# WHAT IS ASKED
Reproduce the records below exactly as given.

===== SOURCE RECORDS =====

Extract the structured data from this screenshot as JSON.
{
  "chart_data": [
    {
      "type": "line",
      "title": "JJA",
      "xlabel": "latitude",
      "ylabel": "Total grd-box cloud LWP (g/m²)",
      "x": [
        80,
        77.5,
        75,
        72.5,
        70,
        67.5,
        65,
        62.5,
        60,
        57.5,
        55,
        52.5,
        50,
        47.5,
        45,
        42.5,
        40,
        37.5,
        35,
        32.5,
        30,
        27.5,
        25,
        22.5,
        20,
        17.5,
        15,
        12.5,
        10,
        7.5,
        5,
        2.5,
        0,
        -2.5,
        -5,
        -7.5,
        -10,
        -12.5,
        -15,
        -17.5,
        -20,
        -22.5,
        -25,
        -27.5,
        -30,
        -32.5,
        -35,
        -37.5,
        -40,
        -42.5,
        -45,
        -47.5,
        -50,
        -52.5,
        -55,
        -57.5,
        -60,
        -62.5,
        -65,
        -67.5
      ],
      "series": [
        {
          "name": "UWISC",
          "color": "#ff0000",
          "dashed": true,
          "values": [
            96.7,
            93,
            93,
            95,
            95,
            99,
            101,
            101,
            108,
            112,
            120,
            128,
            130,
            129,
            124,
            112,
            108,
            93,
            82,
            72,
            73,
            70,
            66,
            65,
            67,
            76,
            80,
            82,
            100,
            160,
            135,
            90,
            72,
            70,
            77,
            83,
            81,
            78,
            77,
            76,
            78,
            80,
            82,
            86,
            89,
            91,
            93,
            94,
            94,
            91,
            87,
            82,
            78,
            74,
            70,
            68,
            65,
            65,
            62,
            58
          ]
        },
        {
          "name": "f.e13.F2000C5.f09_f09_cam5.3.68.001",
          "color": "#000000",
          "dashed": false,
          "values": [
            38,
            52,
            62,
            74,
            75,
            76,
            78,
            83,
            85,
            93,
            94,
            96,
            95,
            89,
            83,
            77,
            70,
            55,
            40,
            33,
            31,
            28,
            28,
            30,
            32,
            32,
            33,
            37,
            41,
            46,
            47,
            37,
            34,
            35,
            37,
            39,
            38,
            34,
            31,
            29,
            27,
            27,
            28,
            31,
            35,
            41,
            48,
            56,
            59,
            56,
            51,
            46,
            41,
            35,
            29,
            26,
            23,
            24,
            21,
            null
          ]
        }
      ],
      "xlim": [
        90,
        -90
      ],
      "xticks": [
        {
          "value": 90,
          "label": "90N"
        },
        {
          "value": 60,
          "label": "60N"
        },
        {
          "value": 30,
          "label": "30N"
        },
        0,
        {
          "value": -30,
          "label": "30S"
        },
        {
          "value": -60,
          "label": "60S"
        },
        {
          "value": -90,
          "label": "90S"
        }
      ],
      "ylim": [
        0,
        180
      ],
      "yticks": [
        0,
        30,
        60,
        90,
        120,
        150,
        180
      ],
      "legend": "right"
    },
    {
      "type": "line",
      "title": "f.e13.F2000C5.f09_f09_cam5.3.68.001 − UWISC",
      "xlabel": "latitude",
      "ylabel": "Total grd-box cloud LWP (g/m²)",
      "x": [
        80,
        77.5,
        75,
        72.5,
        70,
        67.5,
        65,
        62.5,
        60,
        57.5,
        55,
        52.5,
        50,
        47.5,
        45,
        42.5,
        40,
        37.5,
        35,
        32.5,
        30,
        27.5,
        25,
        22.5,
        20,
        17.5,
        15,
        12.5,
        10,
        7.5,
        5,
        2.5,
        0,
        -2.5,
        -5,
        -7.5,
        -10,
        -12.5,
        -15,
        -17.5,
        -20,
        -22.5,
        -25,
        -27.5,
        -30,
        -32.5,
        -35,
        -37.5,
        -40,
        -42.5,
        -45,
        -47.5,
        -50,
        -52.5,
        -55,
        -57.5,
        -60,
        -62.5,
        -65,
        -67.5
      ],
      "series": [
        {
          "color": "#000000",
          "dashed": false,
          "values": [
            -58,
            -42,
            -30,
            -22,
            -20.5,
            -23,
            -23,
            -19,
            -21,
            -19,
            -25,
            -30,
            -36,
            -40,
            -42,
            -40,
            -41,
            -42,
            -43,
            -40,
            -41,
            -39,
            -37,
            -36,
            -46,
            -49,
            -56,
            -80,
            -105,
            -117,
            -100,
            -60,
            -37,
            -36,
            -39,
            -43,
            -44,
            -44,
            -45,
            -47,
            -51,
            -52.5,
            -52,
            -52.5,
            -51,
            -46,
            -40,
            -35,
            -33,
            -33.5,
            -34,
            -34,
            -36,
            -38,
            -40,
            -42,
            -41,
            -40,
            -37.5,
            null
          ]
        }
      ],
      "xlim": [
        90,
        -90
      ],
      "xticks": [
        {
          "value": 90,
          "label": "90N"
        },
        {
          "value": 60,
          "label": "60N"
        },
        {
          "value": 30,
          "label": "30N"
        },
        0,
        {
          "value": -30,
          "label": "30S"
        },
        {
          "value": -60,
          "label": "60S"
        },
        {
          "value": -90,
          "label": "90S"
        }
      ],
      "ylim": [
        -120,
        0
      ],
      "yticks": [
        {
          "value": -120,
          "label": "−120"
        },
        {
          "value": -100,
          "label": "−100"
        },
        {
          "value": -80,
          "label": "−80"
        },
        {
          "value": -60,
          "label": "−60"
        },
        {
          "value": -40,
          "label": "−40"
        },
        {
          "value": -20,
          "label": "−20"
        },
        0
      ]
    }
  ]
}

=====

# FINISHED ANSWER
Extract the structured data from this screenshot as JSON.
{
  "chart_data": [
    {
      "type": "line",
      "title": "JJA",
      "xlabel": "latitude",
      "ylabel": "Total grd-box cloud LWP (g/m²)",
      "x": [
        80,
        77.5,
        75,
        72.5,
        70,
        67.5,
        65,
        62.5,
        60,
        57.5,
        55,
        52.5,
        50,
        47.5,
        45,
        42.5,
        40,
        37.5,
        35,
        32.5,
        30,
        27.5,
        25,
        22.5,
        20,
        17.5,
        15,
        12.5,
        10,
        7.5,
        5,
        2.5,
        0,
        -2.5,
        -5,
        -7.5,
        -10,
        -12.5,
        -15,
        -17.5,
        -20,
        -22.5,
        -25,
        -27.5,
        -30,
        -32.5,
        -35,
        -37.5,
        -40,
        -42.5,
        -45,
        -47.5,
        -50,
        -52.5,
        -55,
        -57.5,
        -60,
        -62.5,
        -65,
        -67.5
      ],
      "series": [
        {
          "name": "UWISC",
          "color": "#ff0000",
          "dashed": true,
          "values": [
            96.7,
            93,
            93,
            95,
            95,
            99,
            101,
            101,
            108,
            112,
            120,
            128,
            130,
            129,
            124,
            112,
            108,
            93,
            82,
            72,
            73,
            70,
            66,
            65,
            67,
            76,
            80,
            82,
            100,
            160,
            135,
            90,
            72,
            70,
            77,
            83,
            81,
            78,
            77,
            76,
            78,
            80,
            82,
            86,
            89,
            91,
            93,
            94,
            94,
            91,
            87,
            82,
            78,
            74,
            70,
            68,
            65,
            65,
            62,
            58
          ]
        },
        {
          "name": "f.e13.F2000C5.f09_f09_cam5.3.68.001",
          "color": "#000000",
          "dashed": false,
          "values": [
            38,
            52,
            62,
            74,
            75,
            76,
            78,
            83,
            85,
            93,
            94,
            96,
            95,
            89,
            83,
            77,
            70,
            55,
            40,
            33,
            31,
            28,
            28,
            30,
            32,
            32,
            33,
            37,
            41,
            46,
            47,
            37,
            34,
            35,
            37,
            39,
            38,
            34,
            31,
            29,
            27,
            27,
            28,
            31,
            35,
            41,
            48,
            56,
            59,
            56,
            51,
            46,
            41,
            35,
            29,
            26,
            23,
            24,
            21,
            null
          ]
        }
      ],
      "xlim": [
        90,
        -90
      ],
      "xticks": [
        {
          "value": 90,
          "label": "90N"
        },
        {
          "value": 60,
          "label": "60N"
        },
        {
          "value": 30,
          "label": "30N"
        },
        0,
        {
          "value": -30,
          "label": "30S"
        },
        {
          "value": -60,
          "label": "60S"
        },
        {
          "value": -90,
          "label": "90S"
        }
      ],
      "ylim": [
        0,
        180
      ],
      "yticks": [
        0,
        30,
        60,
        90,
        120,
        150,
        180
      ],
      "legend": "right"
    },
    {
      "type": "line",
      "title": "f.e13.F2000C5.f09_f09_cam5.3.68.001 − UWISC",
      "xlabel": "latitude",
      "ylabel": "Total grd-box cloud LWP (g/m²)",
      "x": [
        80,
        77.5,
        75,
        72.5,
        70,
        67.5,
        65,
        62.5,
        60,
        57.5,
        55,
        52.5,
        50,
        47.5,
        45,
        42.5,
        40,
        37.5,
        35,
        32.5,
        30,
        27.5,
        25,
        22.5,
        20,
        17.5,
        15,
        12.5,
        10,
        7.5,
        5,
        2.5,
        0,
        -2.5,
        -5,
        -7.5,
        -10,
        -12.5,
        -15,
        -17.5,
        -20,
        -22.5,
        -25,
        -27.5,
        -30,
        -32.5,
        -35,
        -37.5,
        -40,
        -42.5,
        -45,
        -47.5,
        -50,
        -52.5,
        -55,
        -57.5,
        -60,
        -62.5,
        -65,
        -67.5
      ],
      "series": [
        {
          "color": "#000000",
          "dashed": false,
          "values": [
            -58,
            -42,
            -30,
            -22,
            -20.5,
            -23,
            -23,
            -19,
            -21,
            -19,
            -25,
            -30,
            -36,
            -40,
            -42,
            -40,
            -41,
            -42,
            -43,
            -40,
            -41,
            -39,
            -37,
            -36,
            -46,
            -49,
            -56,
            -80,
            -105,
            -117,
            -100,
            -60,
            -37,
            -36,
            -39,
            -43,
            -44,
            -44,
            -45,
            -47,
            -51,
            -52.5,
            -52,
            -52.5,
            -51,
            -46,
            -40,
            -35,
            -33,
            -33.5,
            -34,
            -34,
            -36,
            -38,
            -40,
            -42,
            -41,
            -40,
            -37.5,
            null
          ]
        }
      ],
      "xlim": [
        90,
        -90
      ],
      "xticks": [
        {
          "value": 90,
          "label": "90N"
        },
        {
          "value": 60,
          "label": "60N"
        },
        {
          "value": 30,
          "label": "30N"
        },
        0,
        {
          "value": -30,
          "label": "30S"
        },
        {
          "value": -60,
          "label": "60S"
        },
        {
          "value": -90,
          "label": "90S"
        }
      ],
      "ylim": [
        -120,
        0
      ],
      "yticks": [
        {
          "value": -120,
          "label": "−120"
        },
        {
          "value": -100,
          "label": "−100"
        },
        {
          "value": -80,
          "label": "−80"
        },
        {
          "value": -60,
          "label": "−60"
        },
        {
          "value": -40,
          "label": "−40"
        },
        {
          "value": -20,
          "label": "−20"
        },
        0
      ]
    }
  ]
}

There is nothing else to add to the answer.